> [Directive] Records follow. Copy every line with "http".

[Dataset records]
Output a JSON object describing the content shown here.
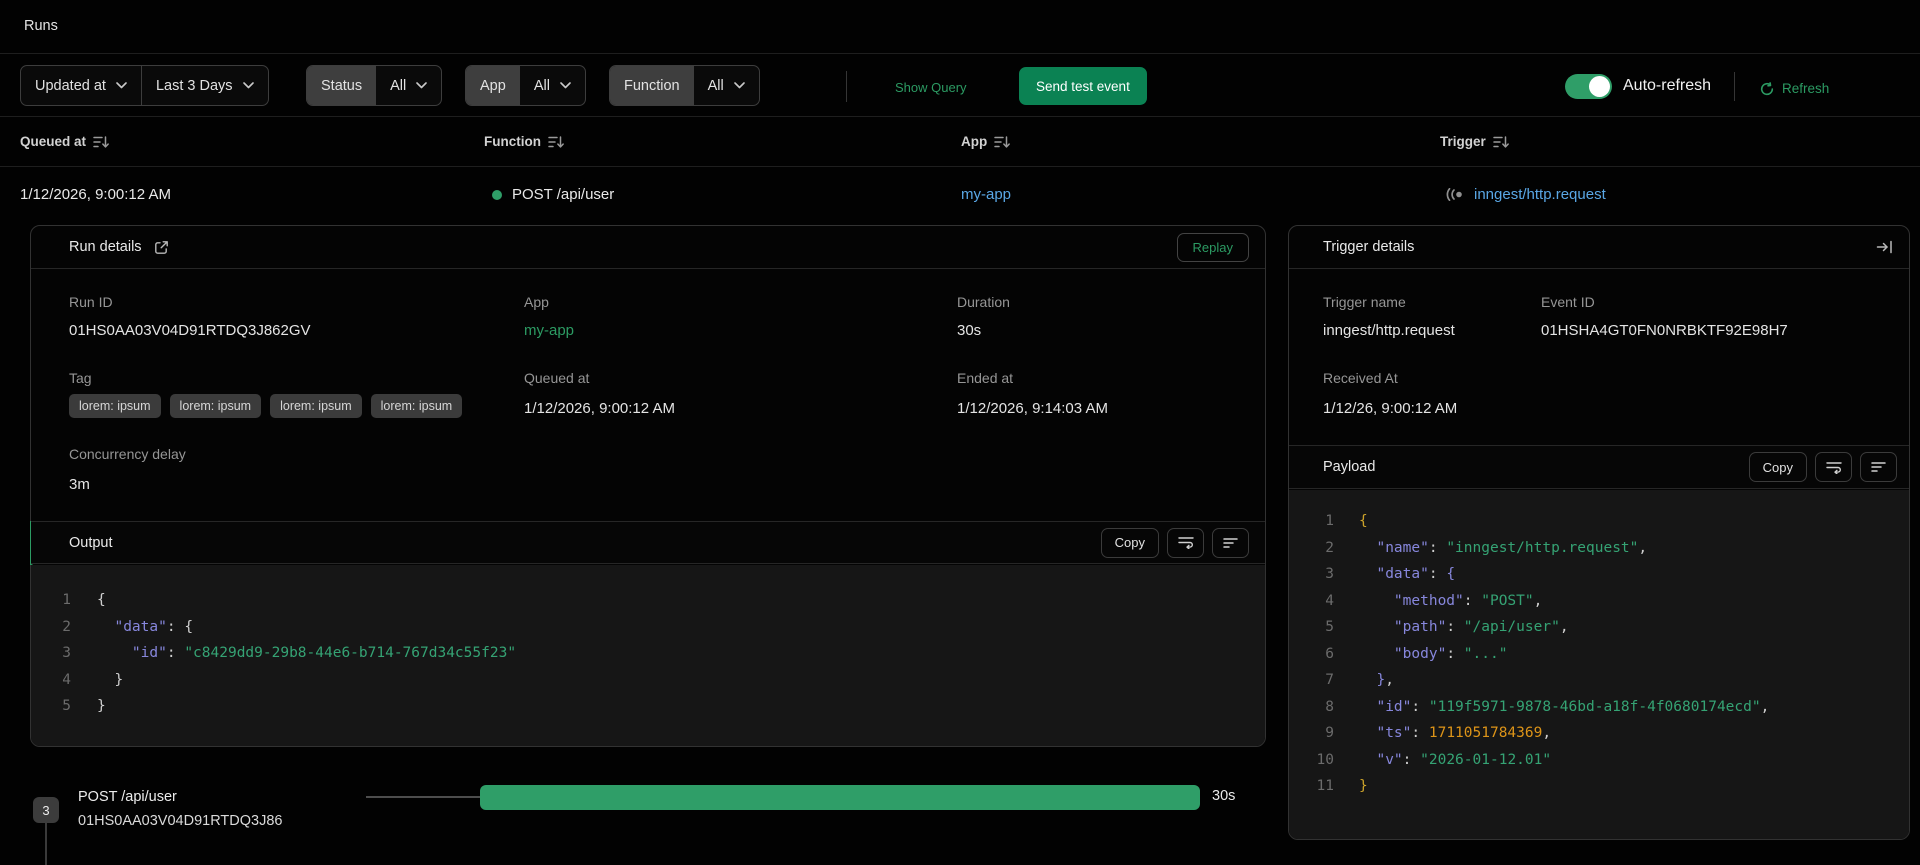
{
  "page": {
    "title": "Runs"
  },
  "filters": {
    "sort_field": "Updated at",
    "time_range": "Last 3 Days",
    "groups": [
      {
        "label": "Status",
        "value": "All"
      },
      {
        "label": "App",
        "value": "All"
      },
      {
        "label": "Function",
        "value": "All"
      }
    ],
    "show_query": "Show Query",
    "send_test_event": "Send test event",
    "auto_refresh": "Auto-refresh",
    "refresh": "Refresh"
  },
  "table": {
    "headers": [
      "Queued at",
      "Function",
      "App",
      "Trigger"
    ],
    "row": {
      "queued_at": "1/12/2026, 9:00:12 AM",
      "function": "POST /api/user",
      "app": "my-app",
      "trigger": "inngest/http.request"
    }
  },
  "run_details": {
    "title": "Run details",
    "replay": "Replay",
    "run_id_label": "Run ID",
    "run_id": "01HS0AA03V04D91RTDQ3J862GV",
    "app_label": "App",
    "app": "my-app",
    "duration_label": "Duration",
    "duration": "30s",
    "tag_label": "Tag",
    "tag_chips": [
      "lorem: ipsum",
      "lorem: ipsum",
      "lorem: ipsum",
      "lorem: ipsum"
    ],
    "queued_at_label": "Queued at",
    "queued_at": "1/12/2026, 9:00:12 AM",
    "ended_at_label": "Ended at",
    "ended_at": "1/12/2026, 9:14:03 AM",
    "concurrency_label": "Concurrency delay",
    "concurrency": "3m",
    "output": {
      "title": "Output",
      "copy": "Copy",
      "code_lines": [
        [
          [
            "p",
            "{"
          ]
        ],
        [
          [
            "p",
            "  "
          ],
          [
            "k",
            "\"data\""
          ],
          [
            "p",
            ": {"
          ]
        ],
        [
          [
            "p",
            "    "
          ],
          [
            "k",
            "\"id\""
          ],
          [
            "p",
            ": "
          ],
          [
            "s",
            "\"c8429dd9-29b8-44e6-b714-767d34c55f23\""
          ]
        ],
        [
          [
            "p",
            "  }"
          ]
        ],
        [
          [
            "p",
            "}"
          ]
        ]
      ]
    }
  },
  "trigger_details": {
    "title": "Trigger details",
    "trigger_name_label": "Trigger name",
    "trigger_name": "inngest/http.request",
    "event_id_label": "Event ID",
    "event_id": "01HSHA4GT0FN0NRBKTF92E98H7",
    "received_at_label": "Received At",
    "received_at": "1/12/26, 9:00:12 AM",
    "payload": {
      "title": "Payload",
      "copy": "Copy",
      "code_lines": [
        [
          [
            "g",
            "{"
          ]
        ],
        [
          [
            "p",
            "  "
          ],
          [
            "k",
            "\"name\""
          ],
          [
            "p",
            ": "
          ],
          [
            "s",
            "\"inngest/http.request\""
          ],
          [
            "p",
            ","
          ]
        ],
        [
          [
            "p",
            "  "
          ],
          [
            "k",
            "\"data\""
          ],
          [
            "p",
            ": "
          ],
          [
            "b",
            "{"
          ]
        ],
        [
          [
            "p",
            "    "
          ],
          [
            "k",
            "\"method\""
          ],
          [
            "p",
            ": "
          ],
          [
            "s",
            "\"POST\""
          ],
          [
            "p",
            ","
          ]
        ],
        [
          [
            "p",
            "    "
          ],
          [
            "k",
            "\"path\""
          ],
          [
            "p",
            ": "
          ],
          [
            "s",
            "\"/api/user\""
          ],
          [
            "p",
            ","
          ]
        ],
        [
          [
            "p",
            "    "
          ],
          [
            "k",
            "\"body\""
          ],
          [
            "p",
            ": "
          ],
          [
            "s",
            "\"...\""
          ]
        ],
        [
          [
            "p",
            "  "
          ],
          [
            "b",
            "}"
          ],
          [
            "p",
            ","
          ]
        ],
        [
          [
            "p",
            "  "
          ],
          [
            "k",
            "\"id\""
          ],
          [
            "p",
            ": "
          ],
          [
            "s",
            "\"119f5971-9878-46bd-a18f-4f0680174ecd\""
          ],
          [
            "p",
            ","
          ]
        ],
        [
          [
            "p",
            "  "
          ],
          [
            "k",
            "\"ts\""
          ],
          [
            "p",
            ": "
          ],
          [
            "n",
            "1711051784369"
          ],
          [
            "p",
            ","
          ]
        ],
        [
          [
            "p",
            "  "
          ],
          [
            "k",
            "\"v\""
          ],
          [
            "p",
            ": "
          ],
          [
            "s",
            "\"2026-01-12.01\""
          ]
        ],
        [
          [
            "g",
            "}"
          ]
        ]
      ]
    }
  },
  "timeline": {
    "count": "3",
    "step_name": "POST /api/user",
    "step_id": "01HS0AA03V04D91RTDQ3J86",
    "duration": "30s"
  },
  "colors": {
    "accent_green": "#2c9b63",
    "button_green": "#0b8253",
    "toggle_green": "#2f9e68",
    "bar_green": "#2f9e68",
    "status_dot": "#2f9e68",
    "link_blue": "#5aa7e5",
    "code_key": "#8787dc",
    "code_string": "#35a374",
    "code_number": "#dd9418",
    "code_bracket_gold": "#cba22a"
  }
}
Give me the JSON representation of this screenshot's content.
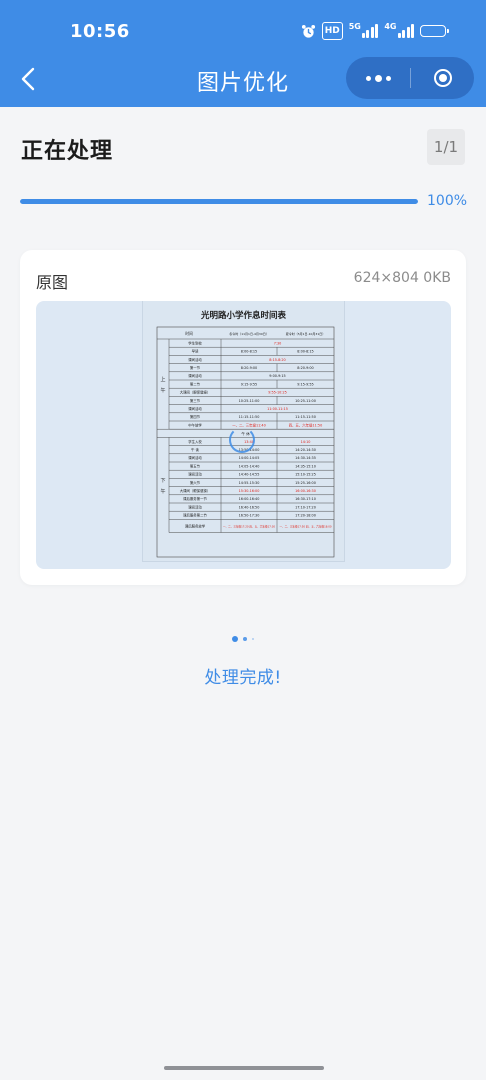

> [Problem solution]
      "trigger": "inngest/http.request"
    "trigger_name": "inngest/http.request",
            "\"inngest/http.request\""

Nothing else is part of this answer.